Ausgewählter Auszug:
»»

Die EU feilscht weiter um einen Gaspreisdeckel
Auch beim fünften Anlauf haben es die EU-Verantwortlichen nicht geschafft, den erbittert geführten Streit über den Gaspreisdeckel zu entschärfen. Doch die Energieminister sind sich sicher, es bis Mitte Dezember zu schaffen.
Sie sitzen im Warmen in Brüssel und lassen sich vom Kollegen aus Kiew schildern, wie Millionen Ukrainer frieren und darauf setzen, dass die EU die Kurve kriegt. Die anschaulichen Schilderungen der kritischen Lage durch den ukrainischen Energieminister German Galuschenko bringen am Donnerstag seine Amtskollegen dazu, doch nicht die Brocken hinzuschmeißen. Dabei ist beim Eintreffen zu einem weiteren Sondertreffen den meisten Regierungsvertretern genau danach: „Ein Witz“sei das, was die Kommission nach so vielen Monaten des Verhandelns auf den Tisch gelegt habe, schimpft die polnische Umweltministerin Teresa Ribera. Wenn die Mehrheit der Staaten, die einen wirksamen Gaspreisdeckel will, ihn nicht bekommt, will sie auch alle anderen Vorhaben blockieren.

««

Datensatz:
»»

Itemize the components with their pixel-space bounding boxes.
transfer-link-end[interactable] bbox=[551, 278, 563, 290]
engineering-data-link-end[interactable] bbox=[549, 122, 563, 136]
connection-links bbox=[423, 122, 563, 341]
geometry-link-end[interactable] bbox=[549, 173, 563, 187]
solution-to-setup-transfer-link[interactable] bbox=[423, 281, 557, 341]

««

Schriftliche Aufgabe A: Fassen Sie den Absatz des Artikels über den Gaspreisdeckel, der mit „Auch beim fünften Anlauf“ beginnt, kürzer zusammen, ohne seine wesentlichen Fakten wegzulassen.
Schriftliche Aufgabe B: Geben Sie den Abschnitt des Artikels über den Gaspreisdeckel, der mit „Sie sitzen im“ beginnt und bis einschließlich „anderen Vorhaben blockieren.“ reicht, erneut wieder und ersetzen Sie dabei „Donnerstag“ durch „Freitag“.
Schriftliche Aufgabe C: Schreiben Sie den Artikel über den Gaspreisdeckel im Anschluss an seinen letzten Satz fort.

Ergebnis der Aufgabe A: Auch im fünften Anlauf konnten die EU-Verantwortlichen den heftigen Streit um den Gaspreisdeckel nicht entschärfen. Die Energieminister sind aber überzeugt, dies bis Mitte Dezember zu erreichen.

Ergebnis der Aufgabe B:
Sie sitzen im Warmen in Brüssel und lassen sich vom Kollegen aus Kiew schildern, wie Millionen Ukrainer frieren und darauf setzen, dass die EU die Kurve kriegt. Die anschaulichen Schilderungen der kritischen Lage durch den ukrainischen Energieminister German Galuschenko bringen am Freitag seine Amtskollegen dazu, doch nicht die Brocken hinzuschmeißen. Dabei ist beim Eintreffen zu einem weiteren Sondertreffen den meisten Regierungsvertretern genau danach: „Ein Witz“sei das, was die Kommission nach so vielen Monaten des Verhandelns auf den Tisch gelegt habe, schimpft die polnische Umweltministerin Teresa Ribera. Wenn die Mehrheit der Staaten, die einen wirksamen Gaspreisdeckel will, ihn nicht bekommt, will sie auch alle anderen Vorhaben blockieren.

Ergebnis der Aufgabe C:
Dabei geht es bei denen immerhin um mittel- und langfristig sehr spürbare Wege aus der Abhängigkeit vom Gas und dessen Preisentwicklung. Auf der einen Seite ist eine Sondergesetzgebung beschlussreif, durch die Genehmigungen für Wärmepumpen und Solarmodule in ganz Europa vom nächsten Jahr an binnen drei Monaten erfolgen müssen. Auch einzelne seltene Vögel können
dann Windkraftanlagen nicht mehr stoppen, wenn ihre Art insgesamt stabil ist. Einen „Booster für den Ausbau der Erneuerbaren“nennt das Deutschlands Energie-Staatssekretär Sven Giegold. Genauso feiert er die Verständigung auf die Mechanismen eines gemeinsamen Gaseinkaufes. Der soll greifen, wenn nach dem Winter die Gasspeicher in Europa wieder aufgefüllt werden müssen. Das seien „zwei Schritte hin zur Bewältigung der Gaskrise“, versichert Giegold.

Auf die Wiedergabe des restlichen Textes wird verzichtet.